* _Written task_
Please copy out every one of the lines below, reproducing each character precisely.

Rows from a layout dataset
>> start

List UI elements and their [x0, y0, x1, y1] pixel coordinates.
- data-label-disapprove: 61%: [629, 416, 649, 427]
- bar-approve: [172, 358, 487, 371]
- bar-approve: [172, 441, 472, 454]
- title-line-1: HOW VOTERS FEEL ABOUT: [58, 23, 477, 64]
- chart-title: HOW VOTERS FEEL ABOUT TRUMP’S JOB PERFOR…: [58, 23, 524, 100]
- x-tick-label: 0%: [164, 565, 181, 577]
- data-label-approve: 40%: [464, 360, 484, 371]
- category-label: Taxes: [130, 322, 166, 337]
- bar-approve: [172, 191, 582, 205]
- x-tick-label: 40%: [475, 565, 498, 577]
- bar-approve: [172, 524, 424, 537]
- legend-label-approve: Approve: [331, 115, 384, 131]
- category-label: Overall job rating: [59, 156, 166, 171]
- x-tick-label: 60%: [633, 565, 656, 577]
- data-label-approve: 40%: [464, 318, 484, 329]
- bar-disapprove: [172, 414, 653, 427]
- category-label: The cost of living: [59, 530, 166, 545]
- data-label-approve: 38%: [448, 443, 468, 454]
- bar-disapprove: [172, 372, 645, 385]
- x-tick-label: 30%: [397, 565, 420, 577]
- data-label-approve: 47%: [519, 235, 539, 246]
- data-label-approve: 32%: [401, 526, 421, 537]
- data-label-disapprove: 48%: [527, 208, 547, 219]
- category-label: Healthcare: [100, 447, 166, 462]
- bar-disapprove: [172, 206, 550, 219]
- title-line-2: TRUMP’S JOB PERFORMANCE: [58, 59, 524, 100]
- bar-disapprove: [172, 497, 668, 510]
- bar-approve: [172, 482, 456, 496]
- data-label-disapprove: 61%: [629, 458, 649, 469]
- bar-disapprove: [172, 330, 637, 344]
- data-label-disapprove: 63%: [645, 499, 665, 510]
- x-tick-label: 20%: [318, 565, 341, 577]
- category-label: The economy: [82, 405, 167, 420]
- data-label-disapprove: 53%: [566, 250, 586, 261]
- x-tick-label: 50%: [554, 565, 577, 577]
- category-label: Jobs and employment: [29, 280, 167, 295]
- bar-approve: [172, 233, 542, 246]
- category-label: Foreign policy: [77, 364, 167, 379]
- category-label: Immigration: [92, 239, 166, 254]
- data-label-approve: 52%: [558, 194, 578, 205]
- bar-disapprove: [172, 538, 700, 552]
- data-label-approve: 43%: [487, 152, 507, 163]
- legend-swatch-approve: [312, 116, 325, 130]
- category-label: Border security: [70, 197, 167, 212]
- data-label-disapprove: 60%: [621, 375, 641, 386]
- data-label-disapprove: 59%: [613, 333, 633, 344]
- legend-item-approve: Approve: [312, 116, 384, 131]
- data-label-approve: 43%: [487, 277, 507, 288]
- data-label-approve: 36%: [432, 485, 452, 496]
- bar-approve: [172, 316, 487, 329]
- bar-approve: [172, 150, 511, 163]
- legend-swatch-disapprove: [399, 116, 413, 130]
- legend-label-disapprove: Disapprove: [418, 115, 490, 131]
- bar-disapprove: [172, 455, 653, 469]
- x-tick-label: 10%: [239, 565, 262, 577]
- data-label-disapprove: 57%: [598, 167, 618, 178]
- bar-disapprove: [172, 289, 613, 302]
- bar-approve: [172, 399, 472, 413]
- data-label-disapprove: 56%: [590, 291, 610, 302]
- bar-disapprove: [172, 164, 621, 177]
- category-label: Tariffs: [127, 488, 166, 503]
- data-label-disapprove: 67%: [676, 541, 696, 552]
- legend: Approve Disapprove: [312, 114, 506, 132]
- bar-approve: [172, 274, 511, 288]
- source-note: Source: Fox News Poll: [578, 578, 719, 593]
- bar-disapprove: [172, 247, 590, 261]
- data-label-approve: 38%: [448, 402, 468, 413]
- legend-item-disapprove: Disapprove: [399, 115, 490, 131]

>> end

* _Exercise output_
List UI elements and their [x0, y0, x1, y1] pixel coordinates.
- data-label-disapprove: 61%: [629, 416, 649, 427]
- bar-approve: [172, 358, 487, 371]
- bar-approve: [172, 441, 472, 454]
- title-line-1: HOW VOTERS FEEL ABOUT: [58, 23, 477, 64]
- chart-title: HOW VOTERS FEEL ABOUT TRUMP’S JOB PERFOR…: [58, 23, 524, 100]
- x-tick-label: 0%: [164, 565, 181, 577]
- data-label-approve: 40%: [464, 360, 484, 371]
- category-label: Taxes: [130, 322, 166, 337]
- bar-approve: [172, 191, 582, 205]
- x-tick-label: 40%: [475, 565, 498, 577]
- bar-approve: [172, 524, 424, 537]
- legend-label-approve: Approve: [331, 115, 384, 131]
- category-label: Overall job rating: [59, 156, 166, 171]
- x-tick-label: 60%: [633, 565, 656, 577]
- data-label-approve: 40%: [464, 318, 484, 329]
- bar-disapprove: [172, 414, 653, 427]
- category-label: The cost of living: [59, 530, 166, 545]
- data-label-approve: 38%: [448, 443, 468, 454]
- bar-disapprove: [172, 372, 645, 385]
- x-tick-label: 30%: [397, 565, 420, 577]
- data-label-approve: 47%: [519, 235, 539, 246]
- data-label-approve: 32%: [401, 526, 421, 537]
- data-label-disapprove: 48%: [527, 208, 547, 219]
- category-label: Healthcare: [100, 447, 166, 462]
- bar-disapprove: [172, 206, 550, 219]
- title-line-2: TRUMP’S JOB PERFORMANCE: [58, 59, 524, 100]
- bar-disapprove: [172, 497, 668, 510]
- bar-approve: [172, 482, 456, 496]
- data-label-disapprove: 61%: [629, 458, 649, 469]
- bar-disapprove: [172, 330, 637, 344]
- data-label-disapprove: 63%: [645, 499, 665, 510]
- x-tick-label: 20%: [318, 565, 341, 577]
- category-label: The economy: [82, 405, 167, 420]
- data-label-disapprove: 53%: [566, 250, 586, 261]
- x-tick-label: 50%: [554, 565, 577, 577]
- category-label: Jobs and employment: [29, 280, 167, 295]
- bar-approve: [172, 233, 542, 246]
- category-label: Foreign policy: [77, 364, 167, 379]
- category-label: Immigration: [92, 239, 166, 254]
- data-label-approve: 52%: [558, 194, 578, 205]
- bar-disapprove: [172, 538, 700, 552]
- data-label-approve: 43%: [487, 152, 507, 163]
- legend-swatch-approve: [312, 116, 325, 130]
- category-label: Border security: [70, 197, 167, 212]
- data-label-disapprove: 60%: [621, 375, 641, 386]
- data-label-disapprove: 59%: [613, 333, 633, 344]
- legend-item-approve: Approve: [312, 116, 384, 131]
- data-label-approve: 43%: [487, 277, 507, 288]
- data-label-approve: 36%: [432, 485, 452, 496]
- bar-approve: [172, 316, 487, 329]
- bar-approve: [172, 150, 511, 163]
- legend-swatch-disapprove: [399, 116, 413, 130]
- legend-label-disapprove: Disapprove: [418, 115, 490, 131]
- bar-disapprove: [172, 455, 653, 469]
- x-tick-label: 10%: [239, 565, 262, 577]
- data-label-disapprove: 57%: [598, 167, 618, 178]
- bar-disapprove: [172, 289, 613, 302]
- bar-approve: [172, 399, 472, 413]
- data-label-disapprove: 56%: [590, 291, 610, 302]
- bar-disapprove: [172, 164, 621, 177]
- category-label: Tariffs: [127, 488, 166, 503]
- data-label-disapprove: 67%: [676, 541, 696, 552]
- legend: Approve Disapprove: [312, 114, 506, 132]
- bar-approve: [172, 274, 511, 288]
- source-note: Source: Fox News Poll: [578, 578, 719, 593]
- bar-disapprove: [172, 247, 590, 261]
- data-label-approve: 38%: [448, 402, 468, 413]
- legend-item-disapprove: Disapprove: [399, 115, 490, 131]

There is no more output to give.